BRIEF:
Lay out the rows below as a Markdown table with the columns "Row No." and "Text," one row each, leaving out any blank ones. Begin at the row that has "Enumerate the UI" and stop after the row that has "staticText: 当日盈亏 (653, 125, 771, 162)".

GIVEN INFORMATION:
┏━━
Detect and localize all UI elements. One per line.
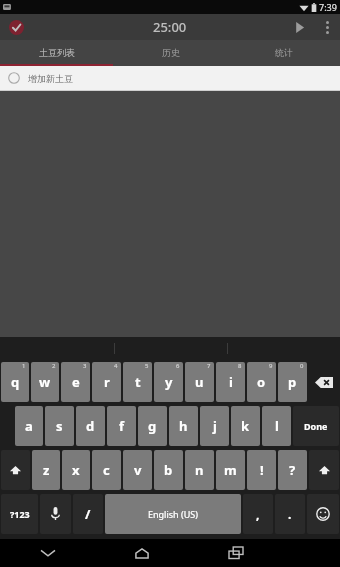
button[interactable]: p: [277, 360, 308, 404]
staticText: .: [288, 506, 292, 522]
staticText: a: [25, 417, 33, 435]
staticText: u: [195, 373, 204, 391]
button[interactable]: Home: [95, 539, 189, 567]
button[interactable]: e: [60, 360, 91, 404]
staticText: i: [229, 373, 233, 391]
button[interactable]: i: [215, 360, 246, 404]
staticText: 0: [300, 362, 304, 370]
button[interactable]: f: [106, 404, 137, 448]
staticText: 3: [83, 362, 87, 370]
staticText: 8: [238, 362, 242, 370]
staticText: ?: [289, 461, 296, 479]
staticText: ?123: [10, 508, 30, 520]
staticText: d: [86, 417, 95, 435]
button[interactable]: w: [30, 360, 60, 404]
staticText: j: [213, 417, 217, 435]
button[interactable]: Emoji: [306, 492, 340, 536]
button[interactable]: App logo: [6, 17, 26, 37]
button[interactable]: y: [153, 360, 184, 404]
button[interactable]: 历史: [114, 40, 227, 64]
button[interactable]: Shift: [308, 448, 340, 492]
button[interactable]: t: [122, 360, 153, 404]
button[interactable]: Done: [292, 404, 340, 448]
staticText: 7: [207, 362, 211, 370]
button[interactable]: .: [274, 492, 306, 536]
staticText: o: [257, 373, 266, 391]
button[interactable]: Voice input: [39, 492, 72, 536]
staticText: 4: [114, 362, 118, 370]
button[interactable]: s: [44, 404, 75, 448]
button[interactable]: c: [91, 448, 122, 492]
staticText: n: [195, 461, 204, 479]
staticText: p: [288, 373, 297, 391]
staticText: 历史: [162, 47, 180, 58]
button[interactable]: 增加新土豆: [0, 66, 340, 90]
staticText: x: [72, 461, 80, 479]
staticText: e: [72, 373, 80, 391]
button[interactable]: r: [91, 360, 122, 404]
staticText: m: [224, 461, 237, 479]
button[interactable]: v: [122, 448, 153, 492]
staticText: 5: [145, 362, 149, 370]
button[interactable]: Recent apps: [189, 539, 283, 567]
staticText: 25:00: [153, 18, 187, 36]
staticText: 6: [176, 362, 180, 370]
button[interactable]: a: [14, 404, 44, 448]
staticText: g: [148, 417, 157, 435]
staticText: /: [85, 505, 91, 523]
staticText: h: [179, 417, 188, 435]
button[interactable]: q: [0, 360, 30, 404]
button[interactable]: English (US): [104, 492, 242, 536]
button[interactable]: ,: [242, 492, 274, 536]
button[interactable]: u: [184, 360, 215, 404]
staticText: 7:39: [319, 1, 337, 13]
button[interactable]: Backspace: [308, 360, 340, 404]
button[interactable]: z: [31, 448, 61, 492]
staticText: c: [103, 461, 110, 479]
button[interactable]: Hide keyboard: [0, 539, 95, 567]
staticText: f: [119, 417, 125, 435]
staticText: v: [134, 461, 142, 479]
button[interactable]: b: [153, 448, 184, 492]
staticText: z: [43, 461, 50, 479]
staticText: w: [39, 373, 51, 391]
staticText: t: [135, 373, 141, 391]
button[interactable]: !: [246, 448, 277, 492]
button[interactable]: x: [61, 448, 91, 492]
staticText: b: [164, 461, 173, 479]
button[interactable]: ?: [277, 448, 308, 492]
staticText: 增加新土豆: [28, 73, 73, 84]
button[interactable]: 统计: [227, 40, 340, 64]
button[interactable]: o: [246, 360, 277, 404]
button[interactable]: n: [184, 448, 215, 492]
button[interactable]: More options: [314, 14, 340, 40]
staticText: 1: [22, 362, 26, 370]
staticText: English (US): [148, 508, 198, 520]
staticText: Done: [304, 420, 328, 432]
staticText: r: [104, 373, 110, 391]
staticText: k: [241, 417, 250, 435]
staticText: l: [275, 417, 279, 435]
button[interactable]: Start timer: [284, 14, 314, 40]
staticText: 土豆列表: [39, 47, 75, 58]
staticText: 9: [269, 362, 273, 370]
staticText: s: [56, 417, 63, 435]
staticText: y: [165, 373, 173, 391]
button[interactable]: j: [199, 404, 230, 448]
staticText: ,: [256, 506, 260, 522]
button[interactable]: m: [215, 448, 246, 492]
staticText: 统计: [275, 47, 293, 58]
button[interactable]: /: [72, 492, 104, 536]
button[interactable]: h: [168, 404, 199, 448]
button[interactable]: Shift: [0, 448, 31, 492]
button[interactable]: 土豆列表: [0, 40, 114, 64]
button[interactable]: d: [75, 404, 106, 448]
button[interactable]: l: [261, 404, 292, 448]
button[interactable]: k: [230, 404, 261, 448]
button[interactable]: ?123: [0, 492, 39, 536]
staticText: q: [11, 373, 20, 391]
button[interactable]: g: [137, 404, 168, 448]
┗━━
┏━━
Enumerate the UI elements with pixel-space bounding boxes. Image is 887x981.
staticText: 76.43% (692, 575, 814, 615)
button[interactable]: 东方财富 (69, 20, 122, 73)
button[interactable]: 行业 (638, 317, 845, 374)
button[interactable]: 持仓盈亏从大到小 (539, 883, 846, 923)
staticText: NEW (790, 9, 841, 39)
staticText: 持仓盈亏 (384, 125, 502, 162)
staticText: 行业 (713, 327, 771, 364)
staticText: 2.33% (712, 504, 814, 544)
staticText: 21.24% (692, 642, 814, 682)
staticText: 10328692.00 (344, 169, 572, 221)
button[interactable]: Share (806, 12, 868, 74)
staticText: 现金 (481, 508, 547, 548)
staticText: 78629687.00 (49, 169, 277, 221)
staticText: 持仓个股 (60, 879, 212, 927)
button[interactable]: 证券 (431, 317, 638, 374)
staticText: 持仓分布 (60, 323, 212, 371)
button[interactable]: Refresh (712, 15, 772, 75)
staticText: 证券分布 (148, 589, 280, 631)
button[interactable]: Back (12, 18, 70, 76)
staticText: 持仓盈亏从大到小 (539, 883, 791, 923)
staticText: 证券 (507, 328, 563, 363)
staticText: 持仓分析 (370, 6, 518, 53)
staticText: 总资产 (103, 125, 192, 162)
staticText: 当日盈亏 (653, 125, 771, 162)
┗━━
THE RESULT:
| Row No. | Text |
|---|---|
| 1 | Enumerate the UI elements with pixel-space bounding boxes. Image is 887x981. |
| 2 | staticText: 76.43% (692, 575, 814, 615) |
| 3 | button[interactable]: 东方财富 (69, 20, 122, 73) |
| 4 | button[interactable]: 行业 (638, 317, 845, 374) |
| 5 | button[interactable]: 持仓盈亏从大到小 (539, 883, 846, 923) |
| 6 | staticText: NEW (790, 9, 841, 39) |
| 7 | staticText: 持仓盈亏 (384, 125, 502, 162) |
| 8 | staticText: 行业 (713, 327, 771, 364) |
| 9 | staticText: 2.33% (712, 504, 814, 544) |
| 10 | staticText: 21.24% (692, 642, 814, 682) |
| 11 | staticText: 10328692.00 (344, 169, 572, 221) |
| 12 | button[interactable]: Share (806, 12, 868, 74) |
| 13 | staticText: 现金 (481, 508, 547, 548) |
| 14 | staticText: 78629687.00 (49, 169, 277, 221) |
| 15 | staticText: 持仓个股 (60, 879, 212, 927) |
| 16 | button[interactable]: 证券 (431, 317, 638, 374) |
| 17 | staticText: 持仓分布 (60, 323, 212, 371) |
| 18 | button[interactable]: Refresh (712, 15, 772, 75) |
| 19 | staticText: 证券分布 (148, 589, 280, 631) |
| 20 | button[interactable]: Back (12, 18, 70, 76) |
| 21 | staticText: 持仓盈亏从大到小 (539, 883, 791, 923) |
| 22 | staticText: 证券 (507, 328, 563, 363) |
| 23 | staticText: 持仓分析 (370, 6, 518, 53) |
| 24 | staticText: 总资产 (103, 125, 192, 162) |
| 25 | staticText: 当日盈亏 (653, 125, 771, 162) |